■ YOUR INSTRUCTIONS ■
Copy the records below exactly, from the line containing "Type out the text in this image." through the last line, and leave out every picture.

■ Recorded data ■
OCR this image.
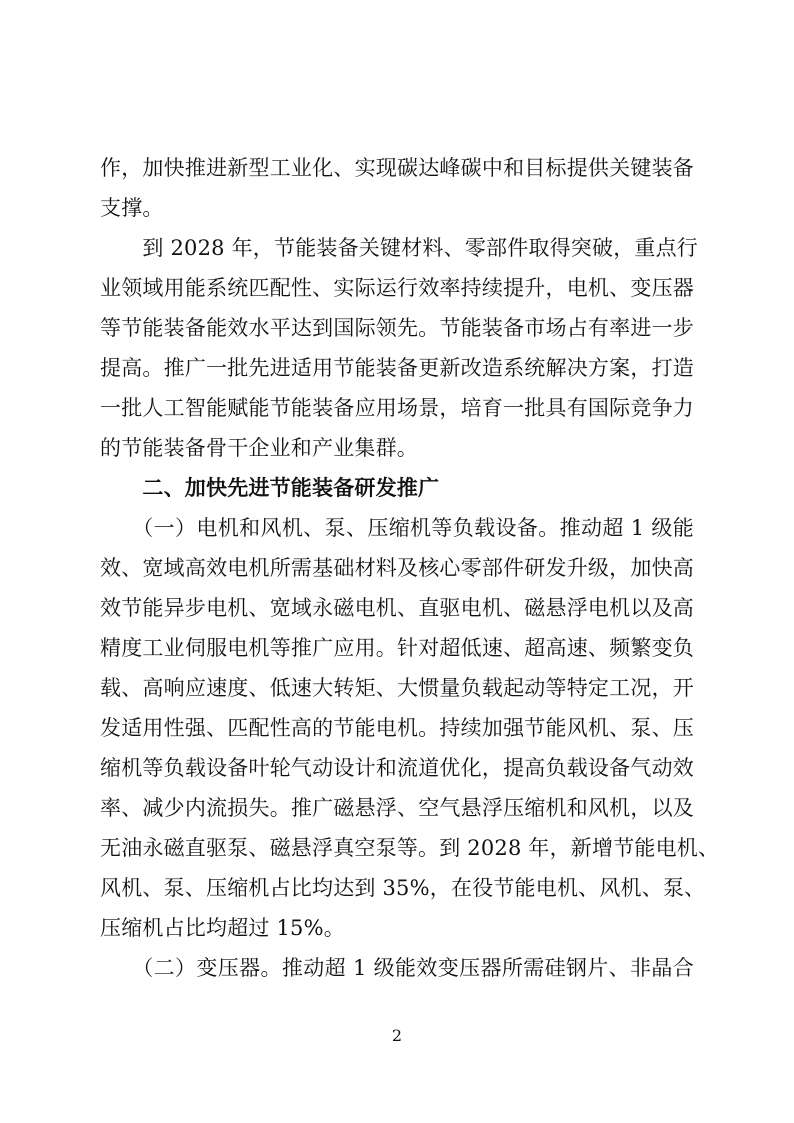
作，加快推进新型工业化、实现碳达峰碳中和目标提供关键装备
支撑。
　　到 2028 年，节能装备关键材料、零部件取得突破，重点行
业领域用能系统匹配性、实际运行效率持续提升，电机、变压器
等节能装备能效水平达到国际领先。节能装备市场占有率进一步
提高。推广一批先进适用节能装备更新改造系统解决方案，打造
一批人工智能赋能节能装备应用场景，培育一批具有国际竞争力
的节能装备骨干企业和产业集群。
　　二、加快先进节能装备研发推广
　　（一）电机和风机、泵、压缩机等负载设备。推动超 1 级能
效、宽域高效电机所需基础材料及核心零部件研发升级，加快高
效节能异步电机、宽域永磁电机、直驱电机、磁悬浮电机以及高
精度工业伺服电机等推广应用。针对超低速、超高速、频繁变负
载、高响应速度、低速大转矩、大惯量负载起动等特定工况，开
发适用性强、匹配性高的节能电机。持续加强节能风机、泵、压
缩机等负载设备叶轮气动设计和流道优化，提高负载设备气动效
率、减少内流损失。推广磁悬浮、空气悬浮压缩机和风机，以及
无油永磁直驱泵、磁悬浮真空泵等。到 2028 年，新增节能电机、
风机、泵、压缩机占比均达到 35%，在役节能电机、风机、泵、
压缩机占比均超过 15%。
　　（二）变压器。推动超 1 级能效变压器所需硅钢片、非晶合
2
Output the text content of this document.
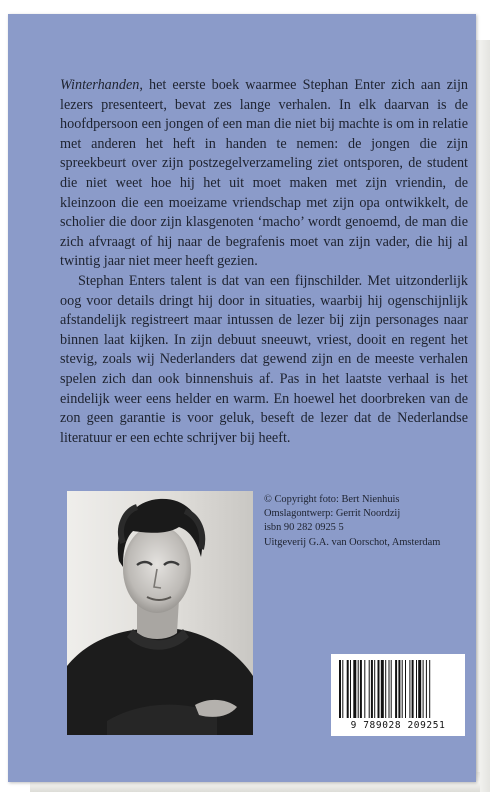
Winterhanden, het eerste boek waarmee Stephan Enter zich aan zijn lezers presenteert, bevat zes lange verhalen. In elk daarvan is de hoofdpersoon een jongen of een man die niet bij machte is om in relatie met anderen het heft in handen te nemen: de jongen die zijn spreekbeurt over zijn postzegelverzameling ziet ontsporen, de student die niet weet hoe hij het uit moet maken met zijn vriendin, de kleinzoon die een moeizame vriendschap met zijn opa ontwikkelt, de scholier die door zijn klasgenoten ‘macho’ wordt genoemd, de man die zich afvraagt of hij naar de begrafenis moet van zijn vader, die hij al twintig jaar niet meer heeft gezien.

Stephan Enters talent is dat van een fijnschilder. Met uitzonderlijk oog voor details dringt hij door in situaties, waarbij hij ogenschijnlijk afstandelijk registreert maar intussen de lezer bij zijn personages naar binnen laat kijken. In zijn debuut sneeuwt, vriest, dooit en regent het stevig, zoals wij Nederlanders dat gewend zijn en de meeste verhalen spelen zich dan ook binnenshuis af. Pas in het laatste verhaal is het eindelijk weer eens helder en warm. En hoewel het doorbreken van de zon geen garantie is voor geluk, beseft de lezer dat de Nederlandse literatuur er een echte schrijver bij heeft.

© Copyright foto: Bert Nienhuis
Omslagontwerp: Gerrit Noordzij
isbn 90 282 0925 5
Uitgeverij G.A. van Oorschot, Amsterdam
9 789028 209251
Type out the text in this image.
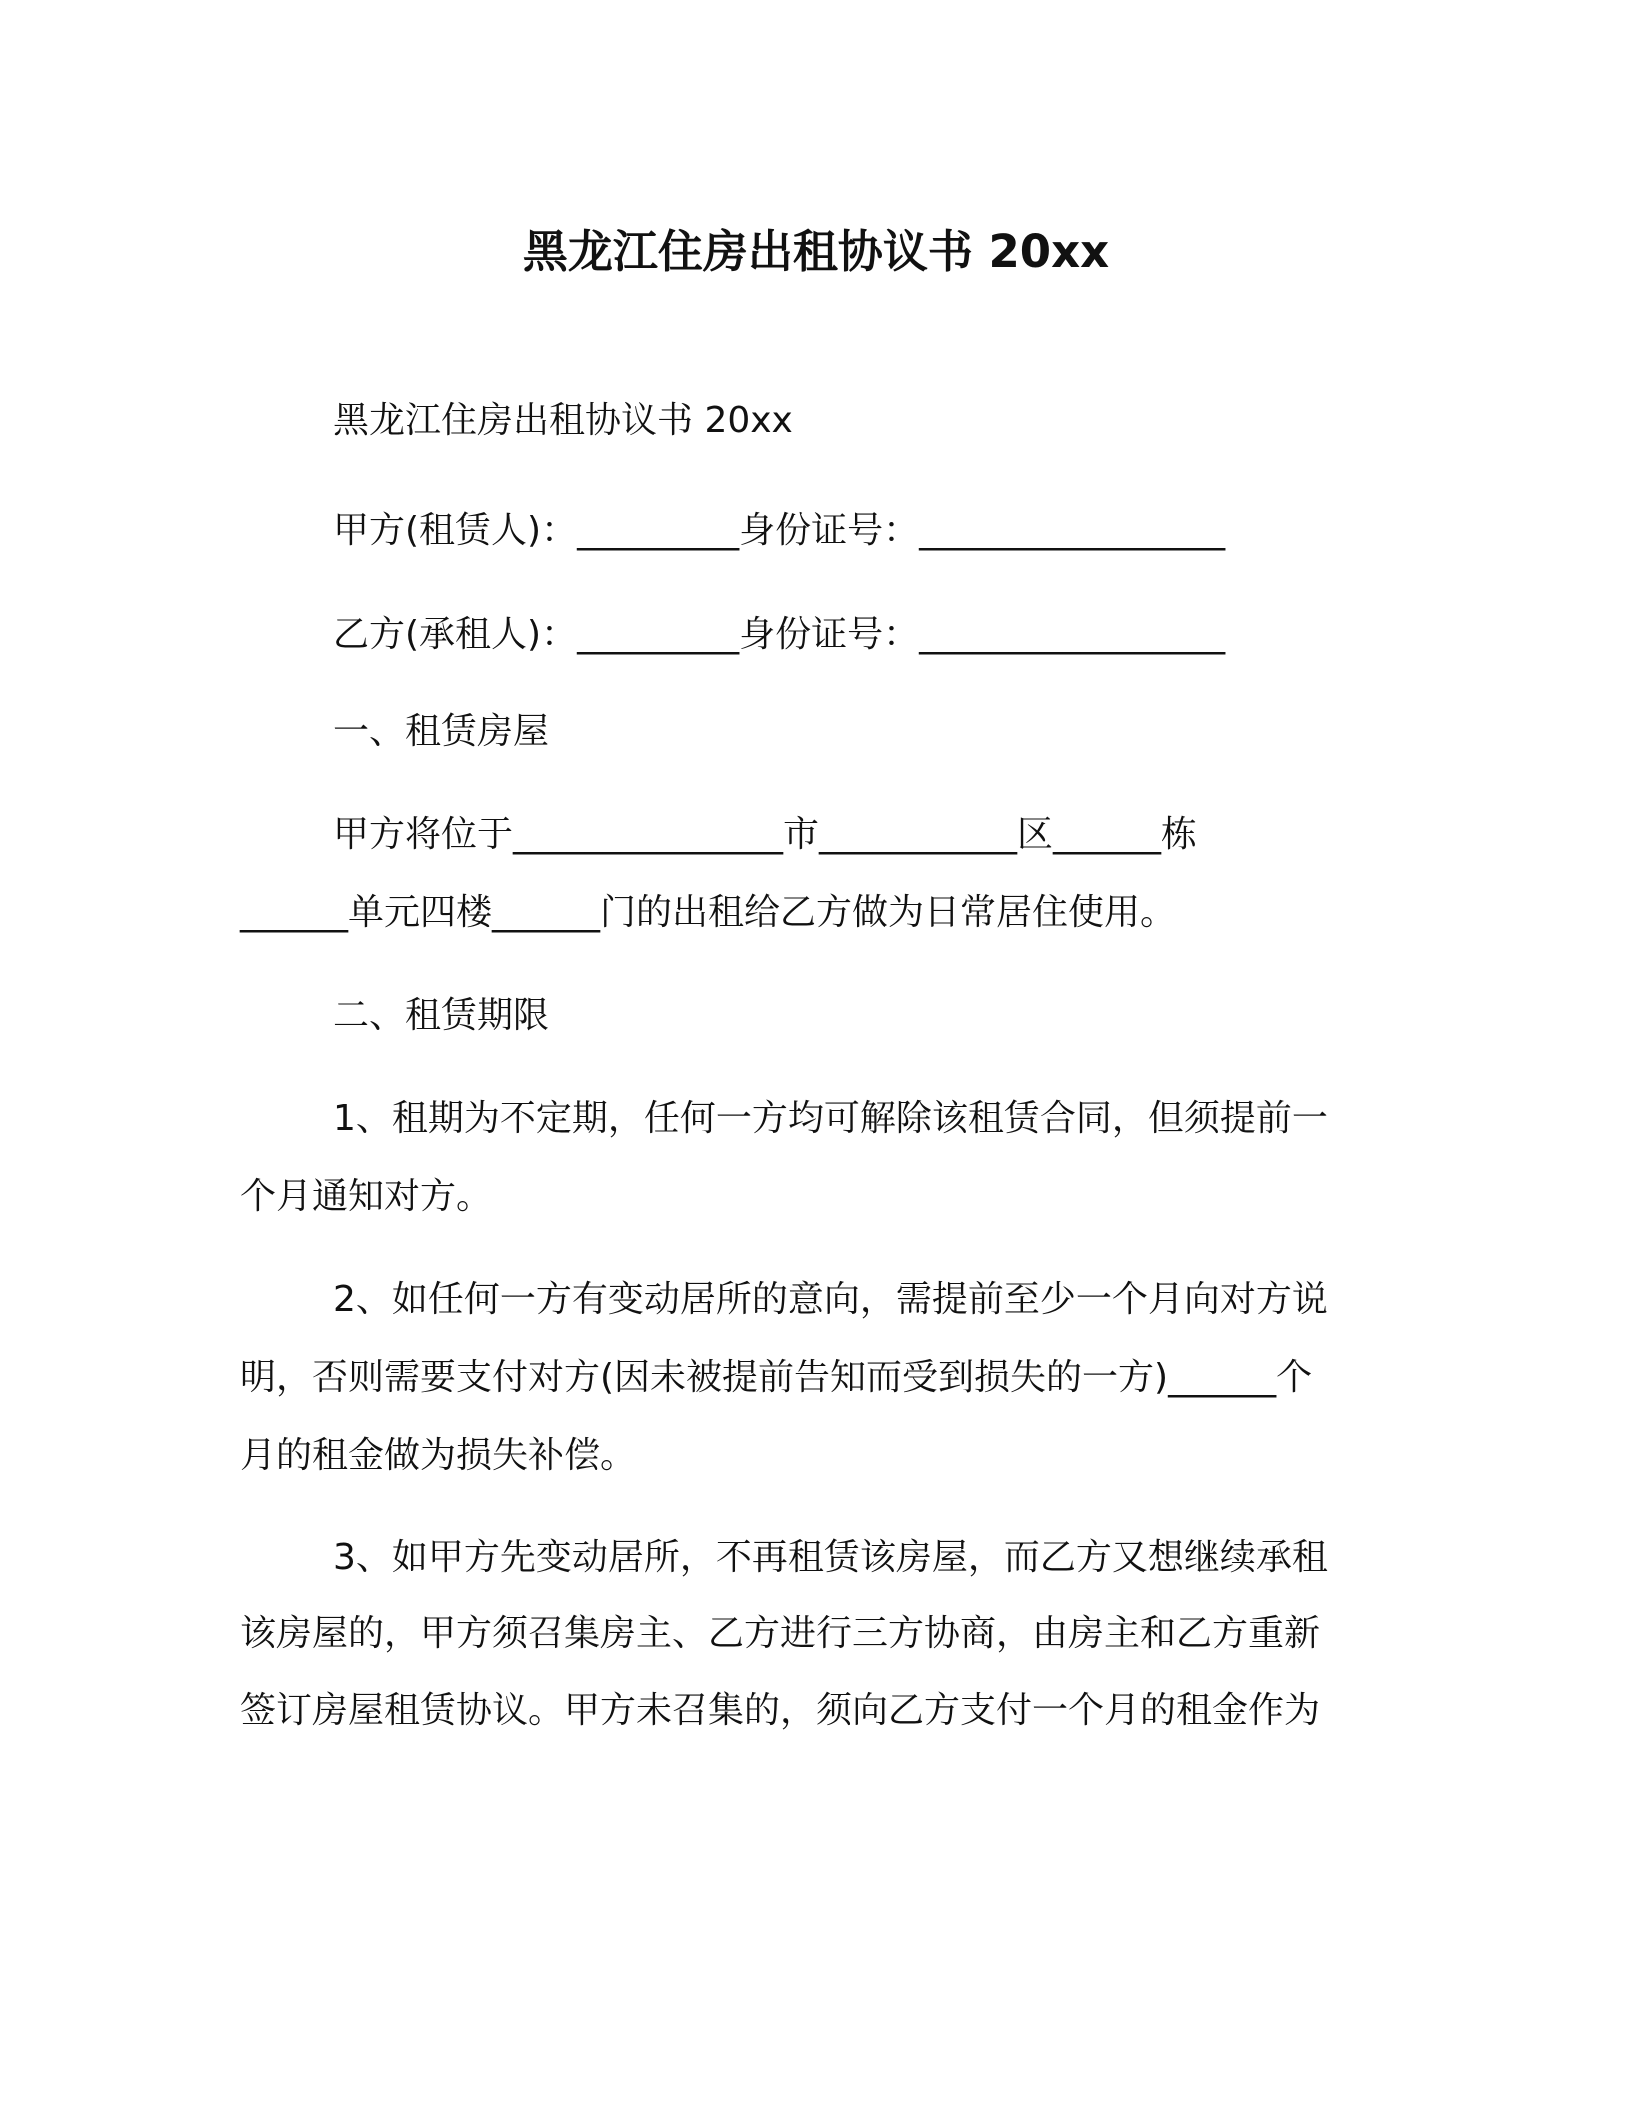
黑龙江住房出租协议书 20xx
黑龙江住房出租协议书 20xx
甲方(租赁人)：_________身份证号：_________________
乙方(承租人)：_________身份证号：_________________
一、租赁房屋
甲方将位于_______________市___________区______栋
______单元四楼______门的出租给乙方做为日常居住使用。
二、租赁期限
1、租期为不定期，任何一方均可解除该租赁合同，但须提前一
个月通知对方。
2、如任何一方有变动居所的意向，需提前至少一个月向对方说
明，否则需要支付对方(因未被提前告知而受到损失的一方)______个
月的租金做为损失补偿。
3、如甲方先变动居所，不再租赁该房屋，而乙方又想继续承租
该房屋的，甲方须召集房主、乙方进行三方协商，由房主和乙方重新
签订房屋租赁协议。甲方未召集的，须向乙方支付一个月的租金作为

■ WRITTEN REPLY ■
Type out the text in this image.
黑龙江住房出租协议书 20xx
黑龙江住房出租协议书 20xx
甲方(租赁人)：_________身份证号：_________________
乙方(承租人)：_________身份证号：_________________
一、租赁房屋
甲方将位于_______________市___________区______栋
______单元四楼______门的出租给乙方做为日常居住使用。
二、租赁期限
1、租期为不定期，任何一方均可解除该租赁合同，但须提前一
个月通知对方。
2、如任何一方有变动居所的意向，需提前至少一个月向对方说
明，否则需要支付对方(因未被提前告知而受到损失的一方)______个
月的租金做为损失补偿。
3、如甲方先变动居所，不再租赁该房屋，而乙方又想继续承租
该房屋的，甲方须召集房主、乙方进行三方协商，由房主和乙方重新
签订房屋租赁协议。甲方未召集的，须向乙方支付一个月的租金作为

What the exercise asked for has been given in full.